The problem => Can you write out all of the material below, word for word?

Records for this task =>
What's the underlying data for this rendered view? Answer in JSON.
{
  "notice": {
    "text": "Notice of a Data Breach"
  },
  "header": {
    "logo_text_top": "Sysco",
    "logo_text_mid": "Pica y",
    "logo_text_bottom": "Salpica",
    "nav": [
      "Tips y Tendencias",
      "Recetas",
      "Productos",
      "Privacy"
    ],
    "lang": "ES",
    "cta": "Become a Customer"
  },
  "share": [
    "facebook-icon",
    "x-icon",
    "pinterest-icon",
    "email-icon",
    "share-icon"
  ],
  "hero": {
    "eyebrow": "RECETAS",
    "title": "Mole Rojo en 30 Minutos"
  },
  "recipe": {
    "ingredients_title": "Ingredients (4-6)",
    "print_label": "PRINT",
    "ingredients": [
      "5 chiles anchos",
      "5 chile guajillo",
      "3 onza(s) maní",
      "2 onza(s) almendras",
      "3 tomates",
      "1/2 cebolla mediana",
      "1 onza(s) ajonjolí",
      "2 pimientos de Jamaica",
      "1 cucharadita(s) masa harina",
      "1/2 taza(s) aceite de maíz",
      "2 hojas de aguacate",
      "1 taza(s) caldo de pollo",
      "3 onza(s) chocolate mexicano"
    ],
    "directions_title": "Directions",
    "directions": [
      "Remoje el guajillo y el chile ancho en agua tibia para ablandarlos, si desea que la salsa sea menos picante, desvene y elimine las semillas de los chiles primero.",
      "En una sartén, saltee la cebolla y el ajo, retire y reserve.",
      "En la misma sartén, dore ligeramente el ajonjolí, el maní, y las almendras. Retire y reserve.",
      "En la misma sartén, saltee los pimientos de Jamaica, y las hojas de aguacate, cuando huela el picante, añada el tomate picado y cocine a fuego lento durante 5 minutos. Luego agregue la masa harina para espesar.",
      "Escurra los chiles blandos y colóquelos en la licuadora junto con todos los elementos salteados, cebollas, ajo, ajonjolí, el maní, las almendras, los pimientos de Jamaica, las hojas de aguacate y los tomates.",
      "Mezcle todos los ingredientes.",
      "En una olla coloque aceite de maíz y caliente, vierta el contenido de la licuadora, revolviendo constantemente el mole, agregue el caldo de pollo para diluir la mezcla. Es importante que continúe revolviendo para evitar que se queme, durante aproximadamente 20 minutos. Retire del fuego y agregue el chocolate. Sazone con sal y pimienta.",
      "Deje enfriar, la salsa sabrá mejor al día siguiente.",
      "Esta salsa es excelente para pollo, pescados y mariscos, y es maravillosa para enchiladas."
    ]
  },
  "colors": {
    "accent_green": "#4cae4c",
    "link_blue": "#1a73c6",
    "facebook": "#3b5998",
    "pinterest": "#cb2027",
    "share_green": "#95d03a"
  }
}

Output of the task =>
What's the underlying data for this rendered view? Answer in JSON.
{
  "notice": {
    "text": "Notice of a Data Breach"
  },
  "header": {
    "logo_text_top": "Sysco",
    "logo_text_mid": "Pica y",
    "logo_text_bottom": "Salpica",
    "nav": [
      "Tips y Tendencias",
      "Recetas",
      "Productos",
      "Privacy"
    ],
    "lang": "ES",
    "cta": "Become a Customer"
  },
  "share": [
    "facebook-icon",
    "x-icon",
    "pinterest-icon",
    "email-icon",
    "share-icon"
  ],
  "hero": {
    "eyebrow": "RECETAS",
    "title": "Mole Rojo en 30 Minutos"
  },
  "recipe": {
    "ingredients_title": "Ingredients (4-6)",
    "print_label": "PRINT",
    "ingredients": [
      "5 chiles anchos",
      "5 chile guajillo",
      "3 onza(s) maní",
      "2 onza(s) almendras",
      "3 tomates",
      "1/2 cebolla mediana",
      "1 onza(s) ajonjolí",
      "2 pimientos de Jamaica",
      "1 cucharadita(s) masa harina",
      "1/2 taza(s) aceite de maíz",
      "2 hojas de aguacate",
      "1 taza(s) caldo de pollo",
      "3 onza(s) chocolate mexicano"
    ],
    "directions_title": "Directions",
    "directions": [
      "Remoje el guajillo y el chile ancho en agua tibia para ablandarlos, si desea que la salsa sea menos picante, desvene y elimine las semillas de los chiles primero.",
      "En una sartén, saltee la cebolla y el ajo, retire y reserve.",
      "En la misma sartén, dore ligeramente el ajonjolí, el maní, y las almendras. Retire y reserve.",
      "En la misma sartén, saltee los pimientos de Jamaica, y las hojas de aguacate, cuando huela el picante, añada el tomate picado y cocine a fuego lento durante 5 minutos. Luego agregue la masa harina para espesar.",
      "Escurra los chiles blandos y colóquelos en la licuadora junto con todos los elementos salteados, cebollas, ajo, ajonjolí, el maní, las almendras, los pimientos de Jamaica, las hojas de aguacate y los tomates.",
      "Mezcle todos los ingredientes.",
      "En una olla coloque aceite de maíz y caliente, vierta el contenido de la licuadora, revolviendo constantemente el mole, agregue el caldo de pollo para diluir la mezcla. Es importante que continúe revolviendo para evitar que se queme, durante aproximadamente 20 minutos. Retire del fuego y agregue el chocolate. Sazone con sal y pimienta.",
      "Deje enfriar, la salsa sabrá mejor al día siguiente.",
      "Esta salsa es excelente para pollo, pescados y mariscos, y es maravillosa para enchiladas."
    ]
  },
  "colors": {
    "accent_green": "#4cae4c",
    "link_blue": "#1a73c6",
    "facebook": "#3b5998",
    "pinterest": "#cb2027",
    "share_green": "#95d03a"
  }
}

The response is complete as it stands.